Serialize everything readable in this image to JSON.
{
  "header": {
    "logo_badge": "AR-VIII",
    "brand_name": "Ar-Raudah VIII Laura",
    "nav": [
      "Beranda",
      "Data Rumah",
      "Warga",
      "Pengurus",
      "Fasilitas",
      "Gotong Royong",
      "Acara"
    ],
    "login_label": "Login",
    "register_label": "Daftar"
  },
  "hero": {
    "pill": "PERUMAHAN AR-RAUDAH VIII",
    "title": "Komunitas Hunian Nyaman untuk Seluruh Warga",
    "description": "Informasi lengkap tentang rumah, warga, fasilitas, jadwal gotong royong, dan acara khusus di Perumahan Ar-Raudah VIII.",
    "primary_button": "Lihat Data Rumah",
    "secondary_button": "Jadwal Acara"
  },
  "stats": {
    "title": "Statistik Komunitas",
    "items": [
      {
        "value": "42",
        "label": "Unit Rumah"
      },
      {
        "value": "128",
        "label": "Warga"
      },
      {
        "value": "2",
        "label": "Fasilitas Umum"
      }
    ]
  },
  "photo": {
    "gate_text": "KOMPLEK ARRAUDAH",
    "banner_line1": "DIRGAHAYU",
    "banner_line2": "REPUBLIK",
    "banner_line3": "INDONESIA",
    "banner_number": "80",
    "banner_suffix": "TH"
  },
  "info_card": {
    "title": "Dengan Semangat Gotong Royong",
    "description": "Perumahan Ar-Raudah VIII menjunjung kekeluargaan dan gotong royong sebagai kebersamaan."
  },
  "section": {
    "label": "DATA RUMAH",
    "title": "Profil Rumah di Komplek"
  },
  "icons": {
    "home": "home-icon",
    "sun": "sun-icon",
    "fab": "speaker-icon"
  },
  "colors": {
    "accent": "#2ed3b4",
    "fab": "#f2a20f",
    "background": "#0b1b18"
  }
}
-------------------------
| Exercise goal |
Using the entries above, please restate each one word for word.

| Written reply |
Serialize everything readable in this image to JSON.
{
  "header": {
    "logo_badge": "AR-VIII",
    "brand_name": "Ar-Raudah VIII Laura",
    "nav": [
      "Beranda",
      "Data Rumah",
      "Warga",
      "Pengurus",
      "Fasilitas",
      "Gotong Royong",
      "Acara"
    ],
    "login_label": "Login",
    "register_label": "Daftar"
  },
  "hero": {
    "pill": "PERUMAHAN AR-RAUDAH VIII",
    "title": "Komunitas Hunian Nyaman untuk Seluruh Warga",
    "description": "Informasi lengkap tentang rumah, warga, fasilitas, jadwal gotong royong, dan acara khusus di Perumahan Ar-Raudah VIII.",
    "primary_button": "Lihat Data Rumah",
    "secondary_button": "Jadwal Acara"
  },
  "stats": {
    "title": "Statistik Komunitas",
    "items": [
      {
        "value": "42",
        "label": "Unit Rumah"
      },
      {
        "value": "128",
        "label": "Warga"
      },
      {
        "value": "2",
        "label": "Fasilitas Umum"
      }
    ]
  },
  "photo": {
    "gate_text": "KOMPLEK ARRAUDAH",
    "banner_line1": "DIRGAHAYU",
    "banner_line2": "REPUBLIK",
    "banner_line3": "INDONESIA",
    "banner_number": "80",
    "banner_suffix": "TH"
  },
  "info_card": {
    "title": "Dengan Semangat Gotong Royong",
    "description": "Perumahan Ar-Raudah VIII menjunjung kekeluargaan dan gotong royong sebagai kebersamaan."
  },
  "section": {
    "label": "DATA RUMAH",
    "title": "Profil Rumah di Komplek"
  },
  "icons": {
    "home": "home-icon",
    "sun": "sun-icon",
    "fab": "speaker-icon"
  },
  "colors": {
    "accent": "#2ed3b4",
    "fab": "#f2a20f",
    "background": "#0b1b18"
  }
}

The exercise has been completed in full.